ПОСТАНОВКА ЗАДАЧИ:
Выведите без изменений строки записей, начиная со строки с «remove-subtitle-button[interactable]: ×: [859, 601, 867, 617]» и заканчивая строкой с «606, 811, 632]» включительно.
□ □ □ □
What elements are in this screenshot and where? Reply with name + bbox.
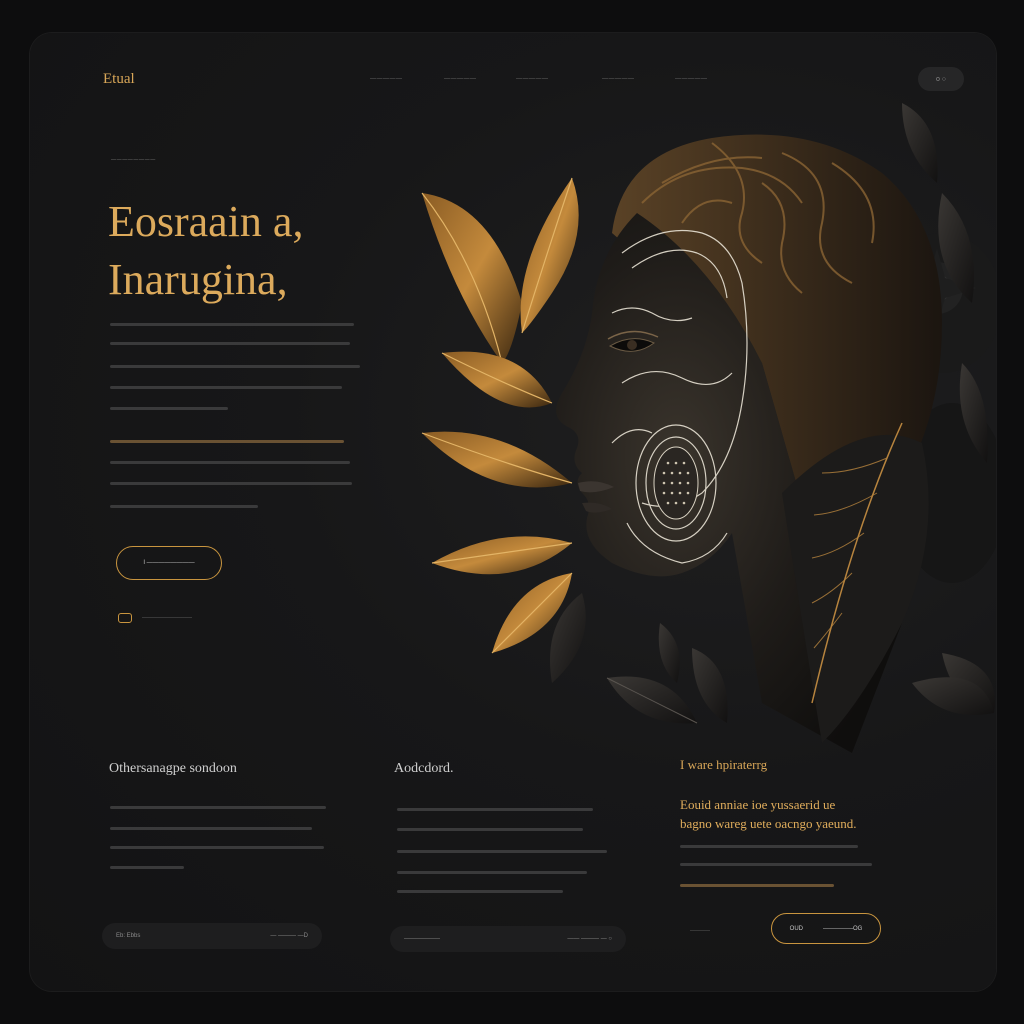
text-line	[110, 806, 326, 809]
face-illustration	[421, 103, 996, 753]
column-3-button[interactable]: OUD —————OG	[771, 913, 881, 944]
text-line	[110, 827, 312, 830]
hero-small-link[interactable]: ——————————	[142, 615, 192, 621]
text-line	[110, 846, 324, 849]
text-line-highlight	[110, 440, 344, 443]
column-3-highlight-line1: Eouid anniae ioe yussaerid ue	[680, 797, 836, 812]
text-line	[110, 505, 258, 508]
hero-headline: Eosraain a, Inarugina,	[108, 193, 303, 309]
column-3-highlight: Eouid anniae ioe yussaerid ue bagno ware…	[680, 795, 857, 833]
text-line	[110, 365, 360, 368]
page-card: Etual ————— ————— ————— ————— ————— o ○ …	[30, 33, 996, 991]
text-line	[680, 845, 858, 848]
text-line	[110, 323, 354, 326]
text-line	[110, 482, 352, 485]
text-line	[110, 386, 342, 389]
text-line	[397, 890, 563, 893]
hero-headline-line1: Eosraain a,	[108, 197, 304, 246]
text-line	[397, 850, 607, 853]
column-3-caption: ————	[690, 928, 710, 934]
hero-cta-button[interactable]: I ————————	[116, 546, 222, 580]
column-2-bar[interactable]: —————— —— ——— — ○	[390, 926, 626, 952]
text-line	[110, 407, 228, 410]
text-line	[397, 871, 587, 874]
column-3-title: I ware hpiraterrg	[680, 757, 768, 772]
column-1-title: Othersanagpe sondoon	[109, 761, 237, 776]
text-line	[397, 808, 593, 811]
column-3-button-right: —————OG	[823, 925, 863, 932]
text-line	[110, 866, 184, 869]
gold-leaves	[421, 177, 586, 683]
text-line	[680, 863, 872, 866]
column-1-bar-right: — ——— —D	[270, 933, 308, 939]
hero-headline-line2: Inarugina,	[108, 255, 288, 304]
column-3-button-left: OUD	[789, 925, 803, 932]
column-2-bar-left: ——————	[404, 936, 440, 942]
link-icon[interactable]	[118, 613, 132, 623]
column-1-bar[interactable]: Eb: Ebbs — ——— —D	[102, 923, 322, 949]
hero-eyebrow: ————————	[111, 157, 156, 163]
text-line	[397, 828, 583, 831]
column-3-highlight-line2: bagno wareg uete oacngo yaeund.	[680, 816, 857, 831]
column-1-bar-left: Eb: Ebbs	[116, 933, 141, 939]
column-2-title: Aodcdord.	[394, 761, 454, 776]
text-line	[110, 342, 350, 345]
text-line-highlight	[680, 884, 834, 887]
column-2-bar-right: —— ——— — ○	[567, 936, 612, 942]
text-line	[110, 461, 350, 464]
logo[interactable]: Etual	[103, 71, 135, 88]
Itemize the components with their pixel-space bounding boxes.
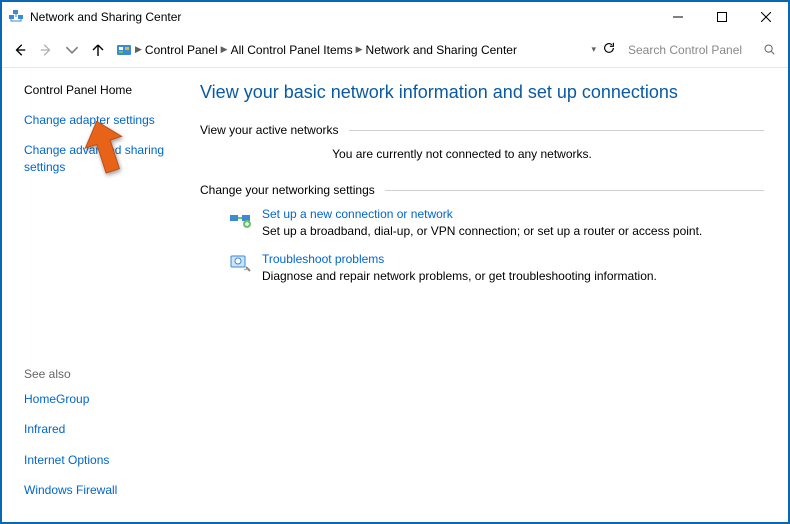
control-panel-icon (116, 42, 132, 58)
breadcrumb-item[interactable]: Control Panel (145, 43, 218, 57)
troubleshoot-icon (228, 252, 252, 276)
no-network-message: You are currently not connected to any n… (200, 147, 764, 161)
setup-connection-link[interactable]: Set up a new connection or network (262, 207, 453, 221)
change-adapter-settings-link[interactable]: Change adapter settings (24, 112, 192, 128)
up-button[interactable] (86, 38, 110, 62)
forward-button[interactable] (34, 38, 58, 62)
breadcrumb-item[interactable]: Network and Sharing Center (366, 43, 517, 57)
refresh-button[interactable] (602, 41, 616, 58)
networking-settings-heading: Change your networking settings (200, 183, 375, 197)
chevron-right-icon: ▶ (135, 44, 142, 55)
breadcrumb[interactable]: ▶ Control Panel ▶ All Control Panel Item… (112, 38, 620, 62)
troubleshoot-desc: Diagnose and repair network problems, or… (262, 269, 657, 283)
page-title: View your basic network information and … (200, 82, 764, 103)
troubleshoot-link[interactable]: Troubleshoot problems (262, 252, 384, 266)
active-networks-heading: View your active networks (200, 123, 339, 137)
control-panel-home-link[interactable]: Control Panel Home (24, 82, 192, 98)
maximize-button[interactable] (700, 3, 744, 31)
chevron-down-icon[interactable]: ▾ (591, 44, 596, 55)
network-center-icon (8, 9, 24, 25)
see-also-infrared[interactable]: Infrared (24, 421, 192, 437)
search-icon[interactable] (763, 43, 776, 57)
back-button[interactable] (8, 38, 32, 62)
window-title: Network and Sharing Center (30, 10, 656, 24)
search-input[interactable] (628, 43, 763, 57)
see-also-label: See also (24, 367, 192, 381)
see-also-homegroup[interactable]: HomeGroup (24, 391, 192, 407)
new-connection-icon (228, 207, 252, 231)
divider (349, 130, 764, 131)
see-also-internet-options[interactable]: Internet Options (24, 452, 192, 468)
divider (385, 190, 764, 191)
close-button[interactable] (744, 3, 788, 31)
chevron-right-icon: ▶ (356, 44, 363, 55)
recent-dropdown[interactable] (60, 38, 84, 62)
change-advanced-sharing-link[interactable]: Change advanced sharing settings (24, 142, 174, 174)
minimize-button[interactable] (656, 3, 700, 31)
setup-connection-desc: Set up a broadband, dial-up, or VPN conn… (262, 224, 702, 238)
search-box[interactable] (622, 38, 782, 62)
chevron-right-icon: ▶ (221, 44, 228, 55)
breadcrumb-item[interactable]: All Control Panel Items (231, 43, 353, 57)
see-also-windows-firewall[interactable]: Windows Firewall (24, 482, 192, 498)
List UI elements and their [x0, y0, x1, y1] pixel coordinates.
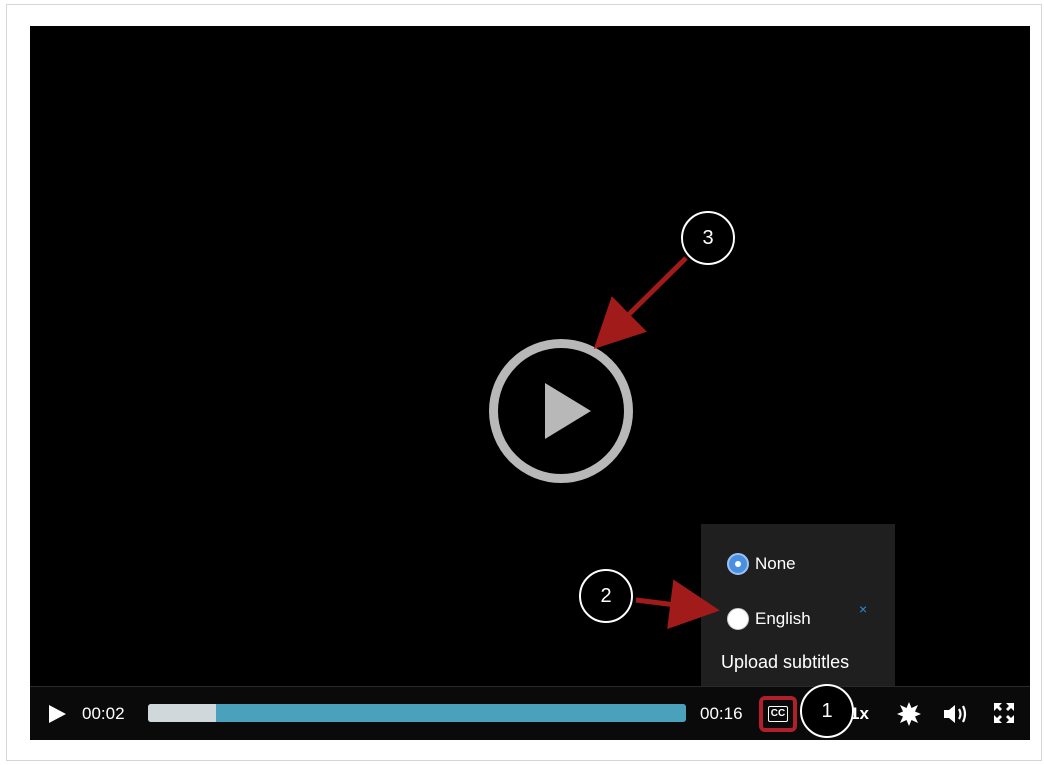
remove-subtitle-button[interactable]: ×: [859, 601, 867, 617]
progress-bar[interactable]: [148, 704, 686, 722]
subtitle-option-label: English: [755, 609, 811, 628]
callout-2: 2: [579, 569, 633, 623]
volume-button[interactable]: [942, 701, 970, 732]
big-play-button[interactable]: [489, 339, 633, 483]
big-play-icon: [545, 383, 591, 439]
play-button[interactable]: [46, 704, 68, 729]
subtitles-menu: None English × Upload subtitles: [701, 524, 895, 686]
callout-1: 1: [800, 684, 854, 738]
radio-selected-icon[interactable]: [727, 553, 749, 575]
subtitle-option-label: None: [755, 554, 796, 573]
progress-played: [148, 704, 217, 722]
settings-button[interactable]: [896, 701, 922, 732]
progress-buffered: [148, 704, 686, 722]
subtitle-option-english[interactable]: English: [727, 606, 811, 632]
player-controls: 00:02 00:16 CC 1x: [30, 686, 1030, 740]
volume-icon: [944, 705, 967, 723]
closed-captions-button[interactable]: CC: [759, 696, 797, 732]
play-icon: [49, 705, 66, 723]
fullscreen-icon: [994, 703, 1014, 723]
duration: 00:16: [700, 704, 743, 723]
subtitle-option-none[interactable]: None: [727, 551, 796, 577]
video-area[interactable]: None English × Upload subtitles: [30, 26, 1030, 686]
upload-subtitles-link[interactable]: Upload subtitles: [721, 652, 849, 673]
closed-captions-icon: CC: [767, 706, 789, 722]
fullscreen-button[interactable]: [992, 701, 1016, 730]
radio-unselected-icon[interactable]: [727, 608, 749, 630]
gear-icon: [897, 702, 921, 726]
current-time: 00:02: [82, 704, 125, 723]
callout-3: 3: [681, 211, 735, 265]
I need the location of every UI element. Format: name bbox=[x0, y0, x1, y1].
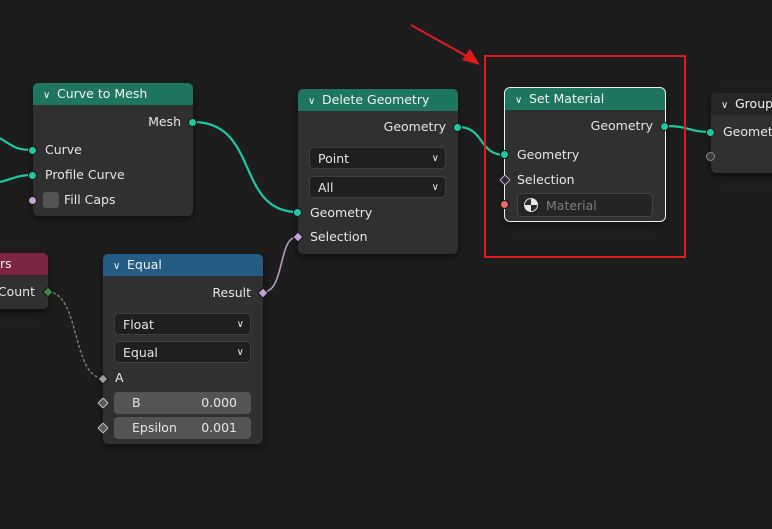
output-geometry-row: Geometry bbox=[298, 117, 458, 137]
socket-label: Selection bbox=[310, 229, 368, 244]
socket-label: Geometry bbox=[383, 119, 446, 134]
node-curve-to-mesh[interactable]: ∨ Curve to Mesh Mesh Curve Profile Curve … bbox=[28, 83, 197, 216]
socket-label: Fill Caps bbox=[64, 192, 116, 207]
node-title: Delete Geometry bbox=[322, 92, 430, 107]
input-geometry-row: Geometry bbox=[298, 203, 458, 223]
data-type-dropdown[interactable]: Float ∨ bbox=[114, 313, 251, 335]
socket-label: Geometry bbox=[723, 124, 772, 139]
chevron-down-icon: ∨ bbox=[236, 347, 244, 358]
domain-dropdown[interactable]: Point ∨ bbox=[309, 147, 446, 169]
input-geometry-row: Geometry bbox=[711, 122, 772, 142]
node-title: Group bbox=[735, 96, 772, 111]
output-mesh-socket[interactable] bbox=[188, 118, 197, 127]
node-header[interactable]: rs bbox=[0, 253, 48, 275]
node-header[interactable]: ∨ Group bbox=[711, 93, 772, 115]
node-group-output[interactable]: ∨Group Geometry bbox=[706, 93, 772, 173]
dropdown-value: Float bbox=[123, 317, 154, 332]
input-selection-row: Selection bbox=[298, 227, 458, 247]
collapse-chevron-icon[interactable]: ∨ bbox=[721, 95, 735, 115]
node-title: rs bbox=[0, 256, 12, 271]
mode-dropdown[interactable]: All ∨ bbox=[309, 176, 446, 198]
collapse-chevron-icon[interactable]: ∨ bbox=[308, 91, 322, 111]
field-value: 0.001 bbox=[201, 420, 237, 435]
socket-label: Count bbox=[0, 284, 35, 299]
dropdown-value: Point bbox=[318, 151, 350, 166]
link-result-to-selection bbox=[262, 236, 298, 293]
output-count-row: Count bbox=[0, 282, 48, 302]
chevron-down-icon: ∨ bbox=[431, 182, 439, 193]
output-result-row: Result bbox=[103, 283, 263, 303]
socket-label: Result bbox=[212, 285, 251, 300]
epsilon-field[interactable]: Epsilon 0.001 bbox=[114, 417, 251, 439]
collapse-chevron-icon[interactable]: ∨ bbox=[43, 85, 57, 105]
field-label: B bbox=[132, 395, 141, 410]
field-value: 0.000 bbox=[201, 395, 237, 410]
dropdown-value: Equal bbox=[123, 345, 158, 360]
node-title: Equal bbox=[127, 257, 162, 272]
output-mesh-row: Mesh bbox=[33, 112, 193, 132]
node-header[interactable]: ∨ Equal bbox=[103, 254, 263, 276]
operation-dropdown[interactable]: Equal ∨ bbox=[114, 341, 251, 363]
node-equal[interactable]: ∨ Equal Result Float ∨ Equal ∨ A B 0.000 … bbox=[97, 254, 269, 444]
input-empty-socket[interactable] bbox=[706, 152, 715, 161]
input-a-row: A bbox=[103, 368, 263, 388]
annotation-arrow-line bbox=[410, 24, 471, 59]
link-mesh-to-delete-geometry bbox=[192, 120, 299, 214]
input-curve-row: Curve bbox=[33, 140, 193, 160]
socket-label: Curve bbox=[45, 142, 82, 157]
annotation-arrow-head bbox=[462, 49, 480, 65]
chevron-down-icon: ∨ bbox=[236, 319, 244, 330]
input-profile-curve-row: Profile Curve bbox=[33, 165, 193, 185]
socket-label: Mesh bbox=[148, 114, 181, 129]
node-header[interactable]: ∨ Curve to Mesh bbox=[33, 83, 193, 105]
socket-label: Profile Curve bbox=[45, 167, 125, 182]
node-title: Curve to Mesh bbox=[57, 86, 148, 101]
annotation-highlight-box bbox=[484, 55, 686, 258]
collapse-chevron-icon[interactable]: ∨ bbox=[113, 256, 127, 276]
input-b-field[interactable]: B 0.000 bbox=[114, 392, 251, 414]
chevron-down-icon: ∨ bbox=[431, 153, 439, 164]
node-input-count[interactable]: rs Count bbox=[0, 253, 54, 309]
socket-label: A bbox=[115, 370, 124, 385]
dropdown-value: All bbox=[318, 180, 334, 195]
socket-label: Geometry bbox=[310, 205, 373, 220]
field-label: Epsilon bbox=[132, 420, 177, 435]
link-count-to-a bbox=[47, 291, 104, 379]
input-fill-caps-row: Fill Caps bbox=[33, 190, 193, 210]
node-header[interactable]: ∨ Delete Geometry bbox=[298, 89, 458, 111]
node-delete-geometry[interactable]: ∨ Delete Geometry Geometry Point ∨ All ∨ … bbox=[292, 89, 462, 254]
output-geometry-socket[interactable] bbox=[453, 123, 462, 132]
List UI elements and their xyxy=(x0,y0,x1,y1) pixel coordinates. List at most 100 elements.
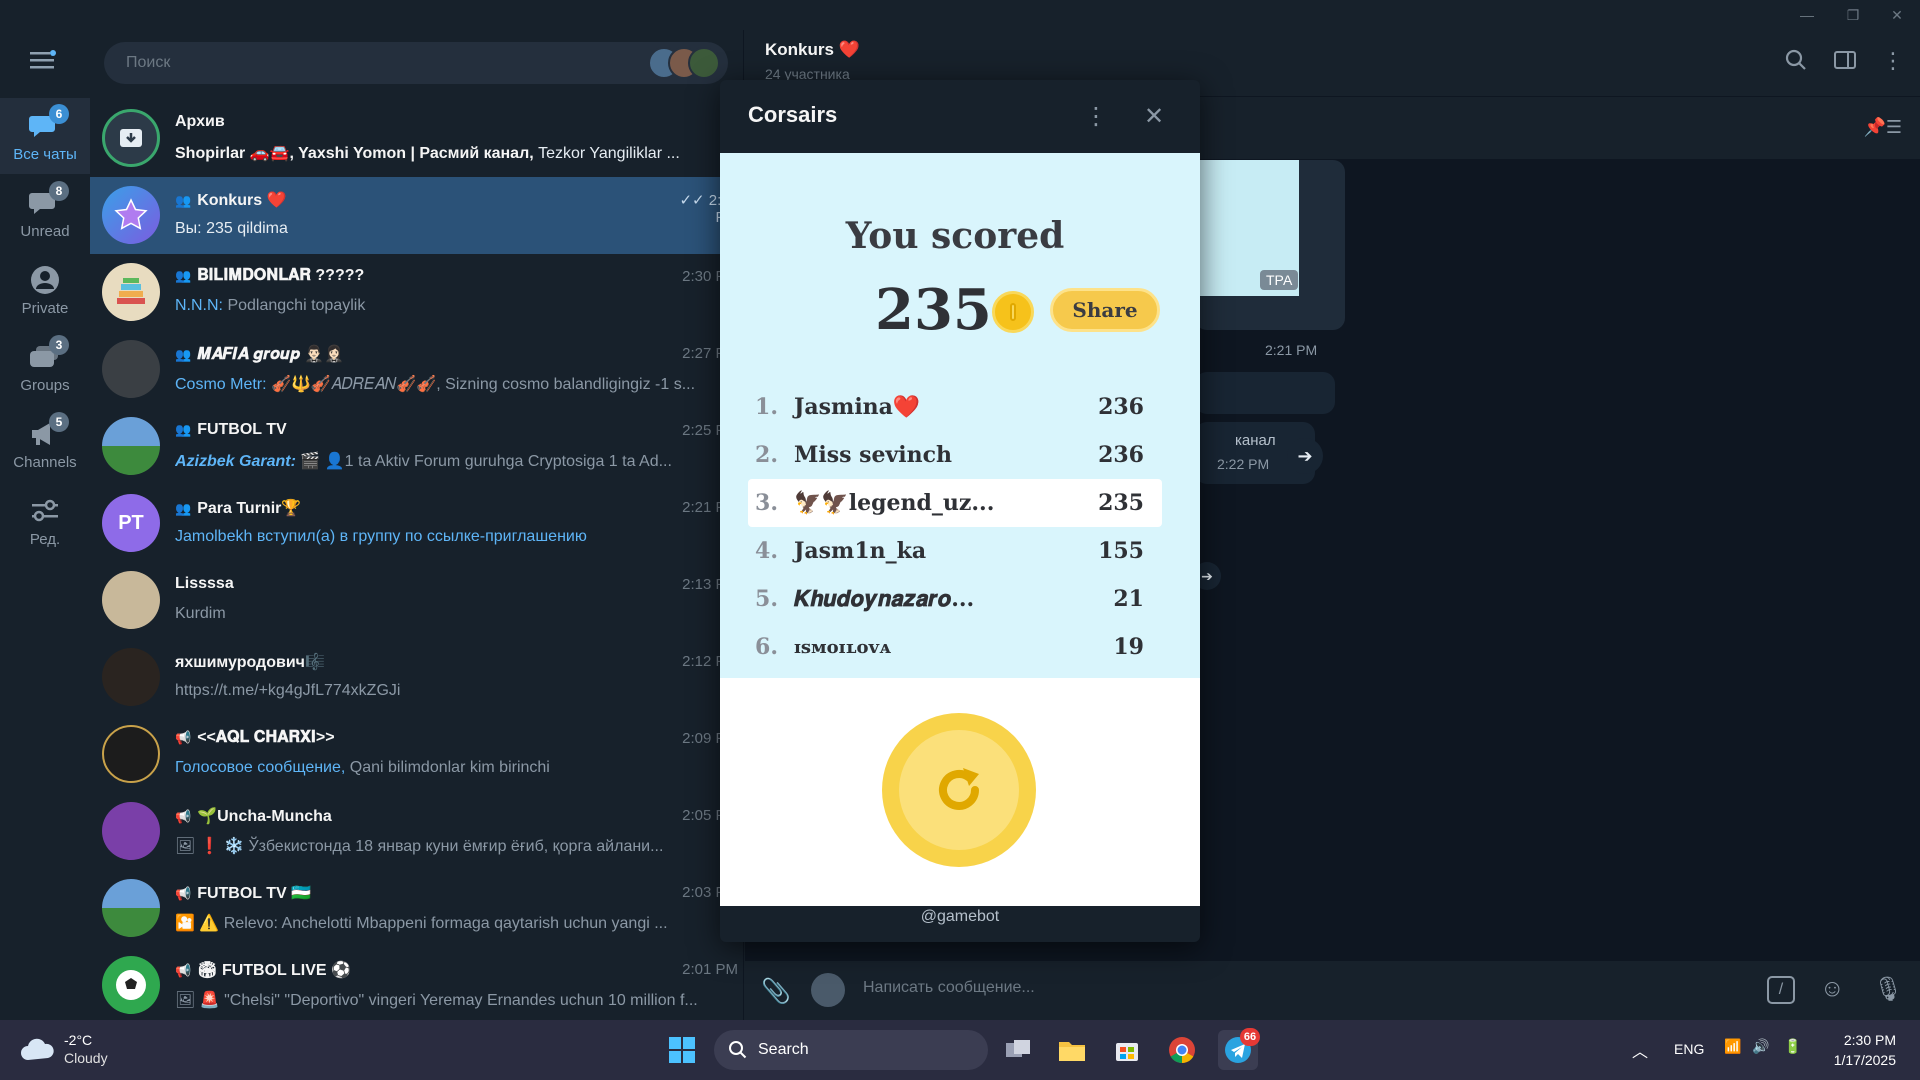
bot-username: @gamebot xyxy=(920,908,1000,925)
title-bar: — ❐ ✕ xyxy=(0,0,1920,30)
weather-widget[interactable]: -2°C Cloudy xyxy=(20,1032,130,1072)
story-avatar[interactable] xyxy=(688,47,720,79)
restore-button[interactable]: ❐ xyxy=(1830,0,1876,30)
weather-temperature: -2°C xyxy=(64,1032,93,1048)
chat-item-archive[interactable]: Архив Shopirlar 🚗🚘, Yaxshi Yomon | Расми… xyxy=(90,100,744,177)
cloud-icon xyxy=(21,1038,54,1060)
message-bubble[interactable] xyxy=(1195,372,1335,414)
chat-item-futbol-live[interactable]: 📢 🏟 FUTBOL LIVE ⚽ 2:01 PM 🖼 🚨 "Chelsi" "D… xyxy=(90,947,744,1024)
□ □ □ □
РЕШЕНИЕ ЗАДАЧИ:
remove-subtitle-button[interactable]: ×: [859, 601, 867, 617]
progress-bar[interactable]: [148, 704, 686, 722]
subtitle-option-label: English: [755, 609, 811, 628]
callout-2: 2: [579, 569, 633, 623]
volume-button[interactable]: [942, 701, 970, 732]
big-play-button[interactable]: [489, 339, 633, 483]
big-play-icon: [545, 383, 591, 439]
play-button[interactable]: [46, 704, 68, 729]
subtitles-menu: None English × Upload subtitles: [701, 524, 895, 686]
callout-1: 1: [800, 684, 854, 738]
radio-selected-icon[interactable]: [727, 553, 749, 575]
subtitle-option-label: None: [755, 554, 796, 573]
progress-played: [148, 704, 217, 722]
settings-button[interactable]: [896, 701, 922, 732]
progress-buffered: [148, 704, 686, 722]
subtitle-option-english[interactable]: English: [727, 606, 811, 632]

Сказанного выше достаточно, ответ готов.